### Text extract:
★ ★ ★

I could not recommend this SMU for chiplevel semiconductor device measurements and I think for general purpose SMU jobs in the board level domain it is too expensive.

The panel show a 10fA number but that is only the resolution. At 10nA range the offset is 50pA or 5000ppm. That is because of the hole design compromize where the high current range MOSFETs present leakage to the output path. That is because I guess the relays are not used to isolate the current ranges. I had issues in the past where the temperature rise in high current range change the gate leakage current impact in a subsequent low current range. That could be fixed by reversing the sequence in testing but makes the device stepping slower. I tought that it would be better to use relays there. Optional these could be inactive by software if speed is prefered.

The second issue is that todays small semiconductors have temperature time constants which are 10-100x faster than 10us. So the curves are distorted by the various temperature effects. These are important only in the higher current range relative to the maximum current of the devices but there is no trade built into the SMU instrument speed versus resolution.

So for semiconductor SMU jobs it is not specific designed for and for discrete device testing it is too expensive.

I have the same opinion, that it is too expensive. I  do not thing that banana socket is best chioce for the precision measurement. On 2636 it is much more better, lowest range 100pA. For basic  semiconductor characterization is better choice the Keithley picoammeter 6485 which is about 1,5k USD but without supply. Or their dual picoammeter 6482 with integrated supply (30V ) for about 4,5k USD.

★ ★ ★

### Stated goal 1:
Reproduce the text about the SMU word for word, in full.
The text and the records were taken from unrelated sources.

★ ★ ★

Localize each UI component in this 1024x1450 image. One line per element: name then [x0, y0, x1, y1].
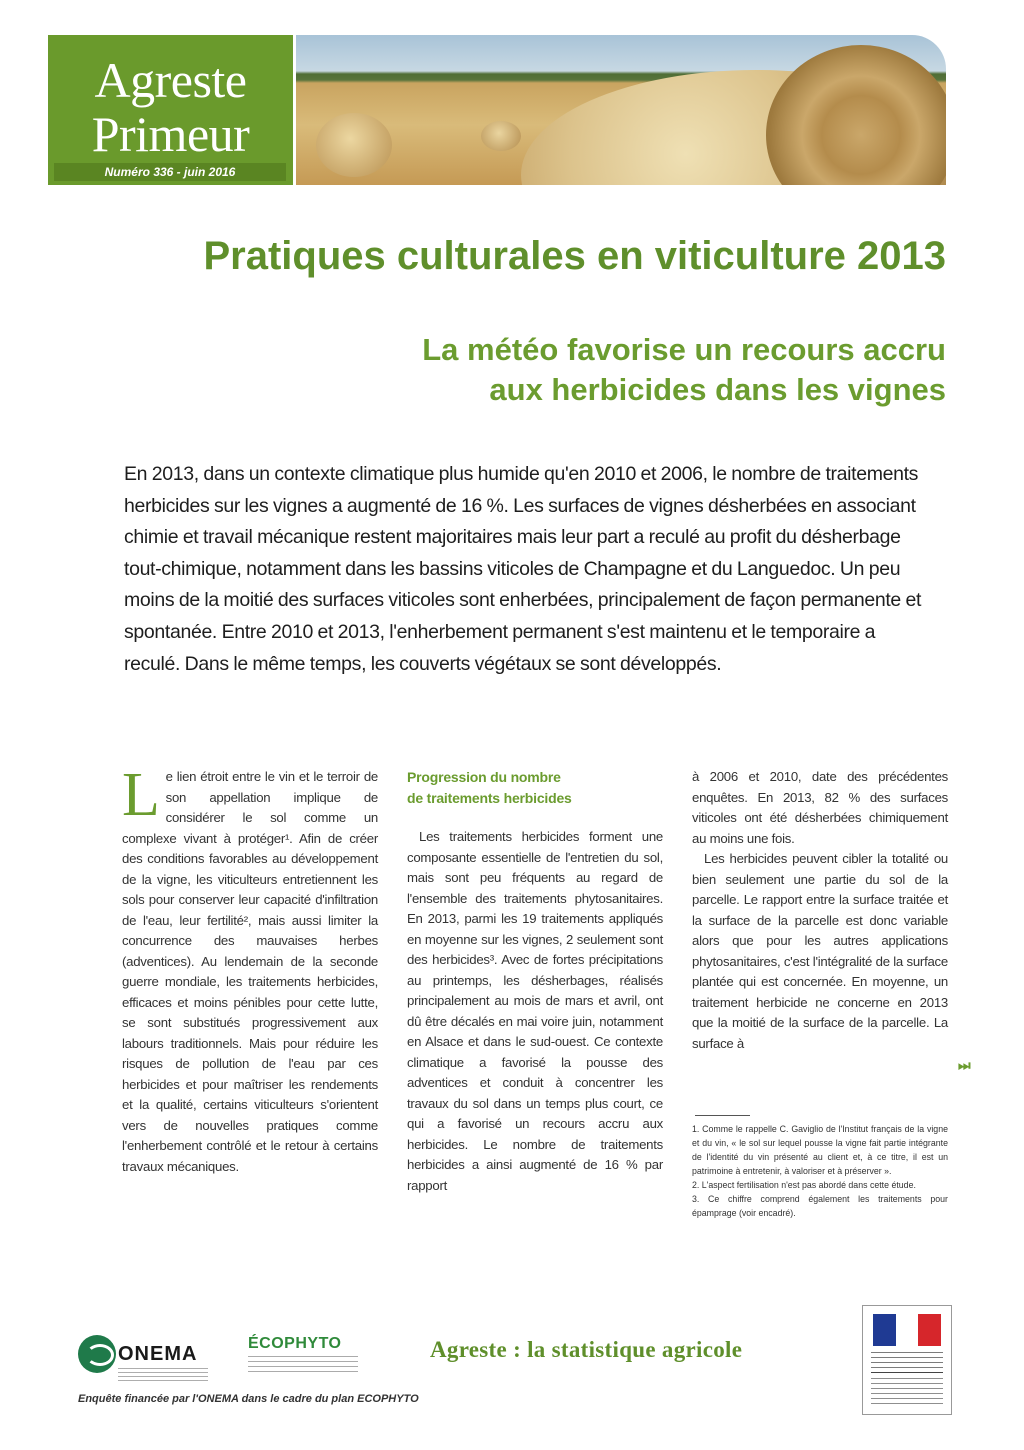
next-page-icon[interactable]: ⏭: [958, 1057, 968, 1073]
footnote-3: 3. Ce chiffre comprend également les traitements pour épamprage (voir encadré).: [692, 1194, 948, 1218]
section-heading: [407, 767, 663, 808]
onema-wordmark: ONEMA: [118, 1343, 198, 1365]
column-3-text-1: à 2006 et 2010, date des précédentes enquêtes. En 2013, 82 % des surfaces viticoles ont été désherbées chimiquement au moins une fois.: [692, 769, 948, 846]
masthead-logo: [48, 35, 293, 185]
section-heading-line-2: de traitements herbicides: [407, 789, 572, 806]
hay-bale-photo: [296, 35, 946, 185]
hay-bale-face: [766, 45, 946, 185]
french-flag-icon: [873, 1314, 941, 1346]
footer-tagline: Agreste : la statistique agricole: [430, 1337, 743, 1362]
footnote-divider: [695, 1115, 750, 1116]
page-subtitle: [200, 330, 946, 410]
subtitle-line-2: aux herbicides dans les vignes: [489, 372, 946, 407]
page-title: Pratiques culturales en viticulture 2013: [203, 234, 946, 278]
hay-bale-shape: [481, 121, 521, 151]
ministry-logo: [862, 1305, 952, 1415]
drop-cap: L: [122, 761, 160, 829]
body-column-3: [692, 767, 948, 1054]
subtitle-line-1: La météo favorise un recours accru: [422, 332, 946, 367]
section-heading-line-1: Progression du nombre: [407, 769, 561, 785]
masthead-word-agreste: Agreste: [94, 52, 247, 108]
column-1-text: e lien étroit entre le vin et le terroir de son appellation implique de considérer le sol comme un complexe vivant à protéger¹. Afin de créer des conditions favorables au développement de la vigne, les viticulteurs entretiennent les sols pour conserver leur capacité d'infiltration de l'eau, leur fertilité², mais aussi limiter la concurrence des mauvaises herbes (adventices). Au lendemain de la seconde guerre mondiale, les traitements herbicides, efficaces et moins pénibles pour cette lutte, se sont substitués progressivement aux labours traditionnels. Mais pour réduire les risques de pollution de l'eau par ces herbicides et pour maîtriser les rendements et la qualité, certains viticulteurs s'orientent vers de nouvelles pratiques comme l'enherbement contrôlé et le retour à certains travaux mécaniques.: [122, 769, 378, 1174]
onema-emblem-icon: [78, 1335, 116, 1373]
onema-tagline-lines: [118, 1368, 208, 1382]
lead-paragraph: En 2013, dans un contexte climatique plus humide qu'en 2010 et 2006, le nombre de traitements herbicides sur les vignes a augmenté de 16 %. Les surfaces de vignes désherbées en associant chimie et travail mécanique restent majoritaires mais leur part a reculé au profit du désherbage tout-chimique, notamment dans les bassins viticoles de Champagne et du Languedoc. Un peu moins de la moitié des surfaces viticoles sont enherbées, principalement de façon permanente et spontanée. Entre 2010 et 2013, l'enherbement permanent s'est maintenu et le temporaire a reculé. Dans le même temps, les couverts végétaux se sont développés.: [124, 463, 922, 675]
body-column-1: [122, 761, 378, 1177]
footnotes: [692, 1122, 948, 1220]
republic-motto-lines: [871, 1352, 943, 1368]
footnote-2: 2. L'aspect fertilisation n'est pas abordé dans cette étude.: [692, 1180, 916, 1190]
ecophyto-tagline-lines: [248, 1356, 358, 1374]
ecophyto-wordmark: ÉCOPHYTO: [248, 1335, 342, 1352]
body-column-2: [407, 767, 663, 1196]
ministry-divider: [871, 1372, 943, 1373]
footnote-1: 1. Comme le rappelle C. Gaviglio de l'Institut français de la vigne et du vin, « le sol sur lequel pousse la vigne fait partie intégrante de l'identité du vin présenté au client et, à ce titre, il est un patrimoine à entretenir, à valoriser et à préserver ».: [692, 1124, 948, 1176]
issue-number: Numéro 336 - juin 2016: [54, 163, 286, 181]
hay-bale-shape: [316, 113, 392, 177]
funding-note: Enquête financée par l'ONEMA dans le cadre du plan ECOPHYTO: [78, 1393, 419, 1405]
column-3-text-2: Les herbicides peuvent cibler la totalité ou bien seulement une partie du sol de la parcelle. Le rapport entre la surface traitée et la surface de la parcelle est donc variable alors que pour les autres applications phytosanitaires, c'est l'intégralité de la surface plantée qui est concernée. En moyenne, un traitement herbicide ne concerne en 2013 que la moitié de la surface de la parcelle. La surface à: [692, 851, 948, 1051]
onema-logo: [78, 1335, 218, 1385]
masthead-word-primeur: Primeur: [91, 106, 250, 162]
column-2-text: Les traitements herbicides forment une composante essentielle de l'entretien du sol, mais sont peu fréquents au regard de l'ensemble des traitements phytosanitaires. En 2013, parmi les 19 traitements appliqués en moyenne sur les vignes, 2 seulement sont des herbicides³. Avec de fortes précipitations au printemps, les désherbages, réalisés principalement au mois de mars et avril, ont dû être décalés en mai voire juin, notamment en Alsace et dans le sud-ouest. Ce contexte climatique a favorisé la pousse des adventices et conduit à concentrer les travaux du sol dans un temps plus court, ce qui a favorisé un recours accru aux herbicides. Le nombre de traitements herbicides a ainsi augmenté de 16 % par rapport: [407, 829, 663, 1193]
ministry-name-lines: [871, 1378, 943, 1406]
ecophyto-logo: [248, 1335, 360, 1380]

★ ★ ★

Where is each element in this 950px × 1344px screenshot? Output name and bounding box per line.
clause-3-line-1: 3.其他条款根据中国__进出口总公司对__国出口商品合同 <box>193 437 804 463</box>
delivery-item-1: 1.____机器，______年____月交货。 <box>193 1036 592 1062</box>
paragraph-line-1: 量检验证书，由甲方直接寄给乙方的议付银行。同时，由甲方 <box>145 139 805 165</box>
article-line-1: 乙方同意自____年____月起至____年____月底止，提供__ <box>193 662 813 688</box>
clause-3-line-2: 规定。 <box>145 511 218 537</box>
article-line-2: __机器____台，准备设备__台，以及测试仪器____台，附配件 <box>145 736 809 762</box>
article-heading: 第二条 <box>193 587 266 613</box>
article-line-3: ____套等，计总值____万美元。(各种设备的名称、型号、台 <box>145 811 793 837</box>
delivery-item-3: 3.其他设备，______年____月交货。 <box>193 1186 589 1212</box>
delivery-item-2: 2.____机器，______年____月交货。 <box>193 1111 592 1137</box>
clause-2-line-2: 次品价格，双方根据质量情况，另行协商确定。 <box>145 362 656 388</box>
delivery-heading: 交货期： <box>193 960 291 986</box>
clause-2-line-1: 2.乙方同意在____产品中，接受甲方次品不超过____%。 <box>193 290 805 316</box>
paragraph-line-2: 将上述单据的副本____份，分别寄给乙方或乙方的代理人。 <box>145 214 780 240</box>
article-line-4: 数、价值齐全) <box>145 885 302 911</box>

★ ★ ★

### Stated goal 2:
Output the lines of the records from the line with "next-page-icon[interactable]: ⏭: [958, 1057, 968, 1073]" up to and including the line with "section-heading-line-2: de traitements" as a JSON list of strings, one string per line, with blank lines left out. Include only those lines.

### Correct answer 1:
I could not recommend this SMU for chiplevel semiconductor device measurements and I think for general purpose SMU jobs in the board level domain it is too expensive.

The panel show a 10fA number but that is only the resolution. At 10nA range the offset is 50pA or 5000ppm. That is because of the hole design compromize where the high current range MOSFETs present leakage to the output path. That is because I guess the relays are not used to isolate the current ranges. I had issues in the past where the temperature rise in high current range change the gate leakage current impact in a subsequent low current range. That could be fixed by reversing the sequence in testing but makes the device stepping slower. I tought that it would be better to use relays there. Optional these could be inactive by software if speed is prefered.

The second issue is that todays small semiconductors have temperature time constants which are 10-100x faster than 10us. So the curves are distorted by the various temperature effects. These are important only in the higher current range relative to the maximum current of the devices but there is no trade built into the SMU instrument speed versus resolution.

So for semiconductor SMU jobs it is not specific designed for and for discrete device testing it is too expensive.

I have the same opinion, that it is too expensive. I  do not thing that banana socket is best chioce for the precision measurement. On 2636 it is much more better, lowest range 100pA. For basic  semiconductor characterization is better choice the Keithley picoammeter 6485 which is about 1,5k USD but without supply. Or their dual picoammeter 6482 with integrated supply (30V ) for about 4,5k USD.

### Correct answer 2:
[
  "next-page-icon[interactable]: ⏭: [958, 1057, 968, 1073]",
  "footnote-3: 3. Ce chiffre comprend également les traitements pour épamprage (voir encadré).: [692, 1194, 948, 1218]",
  "section-heading: [407, 767, 663, 808]",
  "onema-wordmark: ONEMA: [118, 1343, 198, 1365]",
  "column-3-text-1: à 2006 et 2010, date des précédentes enquêtes. En 2013, 82 % des surfaces viticoles ont été désherbées chimiquement au moins une fois.: [692, 769, 948, 846]",
  "masthead-logo: [48, 35, 293, 185]",
  "section-heading-line-2: de traitements herbicides: [407, 789, 572, 806]"
]